Instruction: Write out all the lines of the records again, renaming every "carousel-dot" to "slider-dot" and leaving everything else unchanged.

Records from a dataset:
══════
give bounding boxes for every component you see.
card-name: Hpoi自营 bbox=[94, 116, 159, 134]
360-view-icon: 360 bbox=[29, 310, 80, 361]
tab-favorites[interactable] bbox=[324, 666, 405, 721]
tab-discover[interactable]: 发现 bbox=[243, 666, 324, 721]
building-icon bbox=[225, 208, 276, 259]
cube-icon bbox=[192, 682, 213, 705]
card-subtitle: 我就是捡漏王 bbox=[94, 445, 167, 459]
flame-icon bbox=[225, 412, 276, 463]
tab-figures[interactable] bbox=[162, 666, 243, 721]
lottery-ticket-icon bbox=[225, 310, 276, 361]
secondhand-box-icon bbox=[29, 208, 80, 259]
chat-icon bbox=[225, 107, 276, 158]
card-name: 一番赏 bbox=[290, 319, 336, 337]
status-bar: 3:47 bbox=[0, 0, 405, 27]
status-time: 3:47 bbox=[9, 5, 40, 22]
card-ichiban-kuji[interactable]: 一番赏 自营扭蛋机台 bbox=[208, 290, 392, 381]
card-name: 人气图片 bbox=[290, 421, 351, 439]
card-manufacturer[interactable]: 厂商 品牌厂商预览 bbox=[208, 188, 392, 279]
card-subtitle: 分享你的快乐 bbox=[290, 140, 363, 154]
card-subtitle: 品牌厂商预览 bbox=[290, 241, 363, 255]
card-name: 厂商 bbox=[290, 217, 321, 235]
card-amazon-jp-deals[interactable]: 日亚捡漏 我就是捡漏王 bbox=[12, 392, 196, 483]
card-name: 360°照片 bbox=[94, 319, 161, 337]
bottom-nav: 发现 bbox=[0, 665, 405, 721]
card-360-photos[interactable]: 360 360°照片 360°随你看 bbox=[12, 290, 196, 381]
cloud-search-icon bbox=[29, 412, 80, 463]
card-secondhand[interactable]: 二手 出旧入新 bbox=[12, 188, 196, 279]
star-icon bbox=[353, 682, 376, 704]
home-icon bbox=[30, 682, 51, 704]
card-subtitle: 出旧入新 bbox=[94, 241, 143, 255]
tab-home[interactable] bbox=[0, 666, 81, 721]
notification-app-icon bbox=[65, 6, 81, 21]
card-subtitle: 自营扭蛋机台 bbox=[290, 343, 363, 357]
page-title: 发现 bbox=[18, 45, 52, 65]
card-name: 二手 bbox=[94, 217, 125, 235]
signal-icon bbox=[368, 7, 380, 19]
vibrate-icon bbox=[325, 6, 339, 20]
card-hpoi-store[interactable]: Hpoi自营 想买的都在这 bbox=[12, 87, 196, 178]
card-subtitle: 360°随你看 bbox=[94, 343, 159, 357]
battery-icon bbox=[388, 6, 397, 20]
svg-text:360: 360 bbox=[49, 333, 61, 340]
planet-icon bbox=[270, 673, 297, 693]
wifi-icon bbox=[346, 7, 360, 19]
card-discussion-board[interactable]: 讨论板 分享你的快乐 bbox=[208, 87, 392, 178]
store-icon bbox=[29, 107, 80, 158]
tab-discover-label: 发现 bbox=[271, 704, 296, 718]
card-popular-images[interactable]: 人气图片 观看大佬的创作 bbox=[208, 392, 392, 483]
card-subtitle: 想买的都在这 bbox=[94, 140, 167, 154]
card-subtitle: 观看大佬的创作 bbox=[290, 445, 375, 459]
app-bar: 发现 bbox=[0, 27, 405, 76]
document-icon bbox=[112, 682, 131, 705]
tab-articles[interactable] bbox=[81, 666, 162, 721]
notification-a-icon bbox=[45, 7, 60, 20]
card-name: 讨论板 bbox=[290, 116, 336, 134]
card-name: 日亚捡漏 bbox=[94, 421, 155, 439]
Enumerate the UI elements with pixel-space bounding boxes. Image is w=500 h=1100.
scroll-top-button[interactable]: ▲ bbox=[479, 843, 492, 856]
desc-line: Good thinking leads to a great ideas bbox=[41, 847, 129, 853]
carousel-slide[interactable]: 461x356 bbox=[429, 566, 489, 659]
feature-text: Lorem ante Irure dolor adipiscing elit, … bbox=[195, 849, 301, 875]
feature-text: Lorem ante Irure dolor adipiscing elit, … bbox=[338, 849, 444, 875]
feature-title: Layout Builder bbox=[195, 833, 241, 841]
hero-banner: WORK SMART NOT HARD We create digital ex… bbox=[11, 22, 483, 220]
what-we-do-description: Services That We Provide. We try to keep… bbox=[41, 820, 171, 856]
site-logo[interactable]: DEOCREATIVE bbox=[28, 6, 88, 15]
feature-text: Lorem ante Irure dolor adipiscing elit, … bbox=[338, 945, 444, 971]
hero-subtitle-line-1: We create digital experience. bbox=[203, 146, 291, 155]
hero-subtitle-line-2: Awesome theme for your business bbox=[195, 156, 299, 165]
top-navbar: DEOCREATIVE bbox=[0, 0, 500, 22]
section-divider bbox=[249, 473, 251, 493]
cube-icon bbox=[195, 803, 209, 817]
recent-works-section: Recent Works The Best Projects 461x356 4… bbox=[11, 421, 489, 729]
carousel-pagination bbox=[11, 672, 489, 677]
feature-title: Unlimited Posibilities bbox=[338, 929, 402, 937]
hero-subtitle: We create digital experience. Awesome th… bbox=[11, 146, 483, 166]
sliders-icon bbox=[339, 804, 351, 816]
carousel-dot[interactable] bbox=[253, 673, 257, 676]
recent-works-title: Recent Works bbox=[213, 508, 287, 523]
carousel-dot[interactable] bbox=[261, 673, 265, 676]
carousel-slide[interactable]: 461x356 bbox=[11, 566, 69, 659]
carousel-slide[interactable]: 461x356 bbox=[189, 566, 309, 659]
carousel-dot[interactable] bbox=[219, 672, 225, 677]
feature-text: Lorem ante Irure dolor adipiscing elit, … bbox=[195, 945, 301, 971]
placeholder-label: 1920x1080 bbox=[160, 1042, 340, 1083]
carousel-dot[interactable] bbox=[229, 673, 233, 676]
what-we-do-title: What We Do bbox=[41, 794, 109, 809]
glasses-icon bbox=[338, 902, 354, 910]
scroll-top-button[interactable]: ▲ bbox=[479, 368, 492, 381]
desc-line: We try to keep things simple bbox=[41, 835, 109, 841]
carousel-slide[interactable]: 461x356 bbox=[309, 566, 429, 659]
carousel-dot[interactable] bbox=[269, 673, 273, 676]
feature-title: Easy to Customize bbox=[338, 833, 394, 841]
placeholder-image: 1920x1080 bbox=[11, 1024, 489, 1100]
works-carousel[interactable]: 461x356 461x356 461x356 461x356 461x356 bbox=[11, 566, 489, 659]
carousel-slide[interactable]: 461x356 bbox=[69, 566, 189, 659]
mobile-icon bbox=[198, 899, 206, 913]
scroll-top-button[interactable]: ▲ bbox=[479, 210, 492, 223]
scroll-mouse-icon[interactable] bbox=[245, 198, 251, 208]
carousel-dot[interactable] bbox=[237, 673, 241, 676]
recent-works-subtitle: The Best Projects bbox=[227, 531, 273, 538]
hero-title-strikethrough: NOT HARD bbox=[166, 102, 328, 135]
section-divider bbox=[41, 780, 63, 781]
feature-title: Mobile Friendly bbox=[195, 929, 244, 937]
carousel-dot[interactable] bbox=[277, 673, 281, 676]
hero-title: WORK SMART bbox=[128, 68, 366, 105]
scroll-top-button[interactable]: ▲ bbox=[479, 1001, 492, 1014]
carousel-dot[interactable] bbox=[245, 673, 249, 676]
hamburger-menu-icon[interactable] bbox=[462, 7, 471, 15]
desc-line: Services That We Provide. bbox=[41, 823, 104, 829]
══════
Solution to this exercise:
give bounding boxes for every component you see.
card-name: Hpoi自营 bbox=[94, 116, 159, 134]
360-view-icon: 360 bbox=[29, 310, 80, 361]
tab-favorites[interactable] bbox=[324, 666, 405, 721]
tab-discover[interactable]: 发现 bbox=[243, 666, 324, 721]
building-icon bbox=[225, 208, 276, 259]
cube-icon bbox=[192, 682, 213, 705]
card-subtitle: 我就是捡漏王 bbox=[94, 445, 167, 459]
flame-icon bbox=[225, 412, 276, 463]
tab-figures[interactable] bbox=[162, 666, 243, 721]
lottery-ticket-icon bbox=[225, 310, 276, 361]
secondhand-box-icon bbox=[29, 208, 80, 259]
chat-icon bbox=[225, 107, 276, 158]
card-name: 一番赏 bbox=[290, 319, 336, 337]
status-bar: 3:47 bbox=[0, 0, 405, 27]
status-time: 3:47 bbox=[9, 5, 40, 22]
card-ichiban-kuji[interactable]: 一番赏 自营扭蛋机台 bbox=[208, 290, 392, 381]
card-name: 人气图片 bbox=[290, 421, 351, 439]
card-manufacturer[interactable]: 厂商 品牌厂商预览 bbox=[208, 188, 392, 279]
card-subtitle: 分享你的快乐 bbox=[290, 140, 363, 154]
card-subtitle: 品牌厂商预览 bbox=[290, 241, 363, 255]
card-name: 厂商 bbox=[290, 217, 321, 235]
card-amazon-jp-deals[interactable]: 日亚捡漏 我就是捡漏王 bbox=[12, 392, 196, 483]
card-name: 360°照片 bbox=[94, 319, 161, 337]
bottom-nav: 发现 bbox=[0, 665, 405, 721]
card-360-photos[interactable]: 360 360°照片 360°随你看 bbox=[12, 290, 196, 381]
cloud-search-icon bbox=[29, 412, 80, 463]
card-secondhand[interactable]: 二手 出旧入新 bbox=[12, 188, 196, 279]
star-icon bbox=[353, 682, 376, 704]
home-icon bbox=[30, 682, 51, 704]
card-subtitle: 出旧入新 bbox=[94, 241, 143, 255]
tab-home[interactable] bbox=[0, 666, 81, 721]
notification-app-icon bbox=[65, 6, 81, 21]
card-subtitle: 自营扭蛋机台 bbox=[290, 343, 363, 357]
page-title: 发现 bbox=[18, 45, 52, 65]
card-name: 二手 bbox=[94, 217, 125, 235]
signal-icon bbox=[368, 7, 380, 19]
vibrate-icon bbox=[325, 6, 339, 20]
card-hpoi-store[interactable]: Hpoi自营 想买的都在这 bbox=[12, 87, 196, 178]
card-subtitle: 360°随你看 bbox=[94, 343, 159, 357]
battery-icon bbox=[388, 6, 397, 20]
svg-text:360: 360 bbox=[49, 333, 61, 340]
planet-icon bbox=[270, 673, 297, 693]
wifi-icon bbox=[346, 7, 360, 19]
card-discussion-board[interactable]: 讨论板 分享你的快乐 bbox=[208, 87, 392, 178]
store-icon bbox=[29, 107, 80, 158]
tab-discover-label: 发现 bbox=[271, 704, 296, 718]
card-popular-images[interactable]: 人气图片 观看大佬的创作 bbox=[208, 392, 392, 483]
card-subtitle: 想买的都在这 bbox=[94, 140, 167, 154]
card-subtitle: 观看大佬的创作 bbox=[290, 445, 375, 459]
app-bar: 发现 bbox=[0, 27, 405, 76]
document-icon bbox=[112, 682, 131, 705]
tab-articles[interactable] bbox=[81, 666, 162, 721]
notification-a-icon bbox=[45, 7, 60, 20]
card-name: 讨论板 bbox=[290, 116, 336, 134]
card-name: 日亚捡漏 bbox=[94, 421, 155, 439]
Enumerate the UI elements with pixel-space bounding boxes. Image is w=500 h=1100.
scroll-top-button[interactable]: ▲ bbox=[479, 843, 492, 856]
desc-line: Good thinking leads to a great ideas bbox=[41, 847, 129, 853]
carousel-slide[interactable]: 461x356 bbox=[429, 566, 489, 659]
feature-text: Lorem ante Irure dolor adipiscing elit, … bbox=[195, 849, 301, 875]
feature-text: Lorem ante Irure dolor adipiscing elit, … bbox=[338, 849, 444, 875]
feature-title: Layout Builder bbox=[195, 833, 241, 841]
hero-banner: WORK SMART NOT HARD We create digital ex… bbox=[11, 22, 483, 220]
what-we-do-description: Services That We Provide. We try to keep… bbox=[41, 820, 171, 856]
site-logo[interactable]: DEOCREATIVE bbox=[28, 6, 88, 15]
feature-text: Lorem ante Irure dolor adipiscing elit, … bbox=[338, 945, 444, 971]
hero-subtitle-line-1: We create digital experience. bbox=[203, 146, 291, 155]
hero-subtitle-line-2: Awesome theme for your business bbox=[195, 156, 299, 165]
top-navbar: DEOCREATIVE bbox=[0, 0, 500, 22]
section-divider bbox=[249, 473, 251, 493]
cube-icon bbox=[195, 803, 209, 817]
recent-works-section: Recent Works The Best Projects 461x356 4… bbox=[11, 421, 489, 729]
carousel-pagination bbox=[11, 672, 489, 677]
feature-title: Unlimited Posibilities bbox=[338, 929, 402, 937]
hero-subtitle: We create digital experience. Awesome th… bbox=[11, 146, 483, 166]
sliders-icon bbox=[339, 804, 351, 816]
slider-dot[interactable] bbox=[253, 673, 257, 676]
recent-works-title: Recent Works bbox=[213, 508, 287, 523]
slider-dot[interactable] bbox=[261, 673, 265, 676]
carousel-slide[interactable]: 461x356 bbox=[11, 566, 69, 659]
carousel-slide[interactable]: 461x356 bbox=[189, 566, 309, 659]
slider-dot[interactable] bbox=[219, 672, 225, 677]
feature-text: Lorem ante Irure dolor adipiscing elit, … bbox=[195, 945, 301, 971]
placeholder-label: 1920x1080 bbox=[160, 1042, 340, 1083]
slider-dot[interactable] bbox=[229, 673, 233, 676]
what-we-do-title: What We Do bbox=[41, 794, 109, 809]
glasses-icon bbox=[338, 902, 354, 910]
scroll-top-button[interactable]: ▲ bbox=[479, 368, 492, 381]
desc-line: We try to keep things simple bbox=[41, 835, 109, 841]
carousel-slide[interactable]: 461x356 bbox=[309, 566, 429, 659]
slider-dot[interactable] bbox=[269, 673, 273, 676]
feature-title: Easy to Customize bbox=[338, 833, 394, 841]
placeholder-image: 1920x1080 bbox=[11, 1024, 489, 1100]
works-carousel[interactable]: 461x356 461x356 461x356 461x356 461x356 bbox=[11, 566, 489, 659]
carousel-slide[interactable]: 461x356 bbox=[69, 566, 189, 659]
mobile-icon bbox=[198, 899, 206, 913]
scroll-top-button[interactable]: ▲ bbox=[479, 210, 492, 223]
scroll-mouse-icon[interactable] bbox=[245, 198, 251, 208]
slider-dot[interactable] bbox=[237, 673, 241, 676]
recent-works-subtitle: The Best Projects bbox=[227, 531, 273, 538]
hero-title-strikethrough: NOT HARD bbox=[166, 102, 328, 135]
section-divider bbox=[41, 780, 63, 781]
feature-title: Mobile Friendly bbox=[195, 929, 244, 937]
slider-dot[interactable] bbox=[277, 673, 281, 676]
hero-title: WORK SMART bbox=[128, 68, 366, 105]
scroll-top-button[interactable]: ▲ bbox=[479, 1001, 492, 1014]
slider-dot[interactable] bbox=[245, 673, 249, 676]
hamburger-menu-icon[interactable] bbox=[462, 7, 471, 15]
desc-line: Services That We Provide. bbox=[41, 823, 104, 829]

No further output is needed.